=== WORK INSTRUCTIONS ===
Using the records that follow, copy every line containing the word "screenshot".

=== INFORMATION PROVIDED ===
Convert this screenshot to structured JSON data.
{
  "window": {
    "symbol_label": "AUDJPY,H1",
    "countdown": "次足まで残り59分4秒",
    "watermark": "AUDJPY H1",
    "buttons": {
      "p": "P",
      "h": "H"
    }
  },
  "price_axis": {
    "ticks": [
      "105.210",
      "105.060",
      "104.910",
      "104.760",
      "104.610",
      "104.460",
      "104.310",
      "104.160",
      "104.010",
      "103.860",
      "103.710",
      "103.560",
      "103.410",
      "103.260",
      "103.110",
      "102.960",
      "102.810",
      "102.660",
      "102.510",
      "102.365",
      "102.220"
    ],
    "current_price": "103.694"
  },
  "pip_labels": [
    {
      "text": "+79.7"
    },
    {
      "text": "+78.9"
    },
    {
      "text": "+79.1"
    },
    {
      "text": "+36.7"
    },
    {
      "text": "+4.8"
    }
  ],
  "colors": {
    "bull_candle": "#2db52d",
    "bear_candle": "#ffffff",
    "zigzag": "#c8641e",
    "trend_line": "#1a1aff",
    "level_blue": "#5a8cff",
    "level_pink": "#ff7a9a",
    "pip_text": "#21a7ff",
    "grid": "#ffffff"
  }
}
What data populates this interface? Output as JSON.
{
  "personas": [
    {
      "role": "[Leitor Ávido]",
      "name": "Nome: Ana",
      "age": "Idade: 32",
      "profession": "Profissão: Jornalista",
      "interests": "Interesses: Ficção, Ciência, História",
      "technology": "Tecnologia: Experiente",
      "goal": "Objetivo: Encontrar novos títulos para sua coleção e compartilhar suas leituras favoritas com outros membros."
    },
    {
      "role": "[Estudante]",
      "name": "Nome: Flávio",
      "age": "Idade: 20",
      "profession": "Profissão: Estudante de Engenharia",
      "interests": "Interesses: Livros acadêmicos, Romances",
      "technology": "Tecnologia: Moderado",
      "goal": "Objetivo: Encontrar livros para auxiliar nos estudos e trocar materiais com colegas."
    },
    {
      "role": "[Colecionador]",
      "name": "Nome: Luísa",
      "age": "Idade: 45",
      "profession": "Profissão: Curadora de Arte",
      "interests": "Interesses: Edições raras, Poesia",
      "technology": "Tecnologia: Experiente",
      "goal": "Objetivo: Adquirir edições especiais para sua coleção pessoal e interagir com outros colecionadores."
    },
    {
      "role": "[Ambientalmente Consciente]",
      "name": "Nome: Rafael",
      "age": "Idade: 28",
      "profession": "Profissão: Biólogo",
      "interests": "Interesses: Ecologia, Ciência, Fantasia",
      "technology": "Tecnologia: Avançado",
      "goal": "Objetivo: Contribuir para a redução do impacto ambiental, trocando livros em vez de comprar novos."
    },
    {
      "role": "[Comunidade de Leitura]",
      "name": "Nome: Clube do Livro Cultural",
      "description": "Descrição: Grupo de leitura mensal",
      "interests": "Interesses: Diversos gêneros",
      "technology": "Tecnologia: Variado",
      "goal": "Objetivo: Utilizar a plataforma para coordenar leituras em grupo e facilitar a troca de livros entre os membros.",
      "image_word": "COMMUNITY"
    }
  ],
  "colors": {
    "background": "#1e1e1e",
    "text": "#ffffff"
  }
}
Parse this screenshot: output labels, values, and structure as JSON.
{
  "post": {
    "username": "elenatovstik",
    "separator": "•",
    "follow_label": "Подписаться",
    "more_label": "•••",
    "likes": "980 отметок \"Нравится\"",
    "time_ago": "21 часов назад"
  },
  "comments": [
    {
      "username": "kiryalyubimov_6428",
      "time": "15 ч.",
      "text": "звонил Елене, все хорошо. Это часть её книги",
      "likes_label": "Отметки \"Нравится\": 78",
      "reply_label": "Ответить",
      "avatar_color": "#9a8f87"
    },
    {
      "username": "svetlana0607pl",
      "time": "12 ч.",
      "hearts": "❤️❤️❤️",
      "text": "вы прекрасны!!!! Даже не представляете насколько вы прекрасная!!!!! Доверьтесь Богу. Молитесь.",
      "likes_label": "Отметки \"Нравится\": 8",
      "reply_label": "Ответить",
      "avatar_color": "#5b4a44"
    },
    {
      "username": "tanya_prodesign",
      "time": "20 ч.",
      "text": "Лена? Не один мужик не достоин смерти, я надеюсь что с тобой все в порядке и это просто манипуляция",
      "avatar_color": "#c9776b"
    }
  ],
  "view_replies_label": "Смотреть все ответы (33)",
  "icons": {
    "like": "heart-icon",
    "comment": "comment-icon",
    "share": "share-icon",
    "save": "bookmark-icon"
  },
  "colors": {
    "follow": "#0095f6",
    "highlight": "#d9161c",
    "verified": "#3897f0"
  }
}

=== ANSWER TO THE TASK ===
Convert this screenshot to structured JSON data.
Parse this screenshot: output labels, values, and structure as JSON.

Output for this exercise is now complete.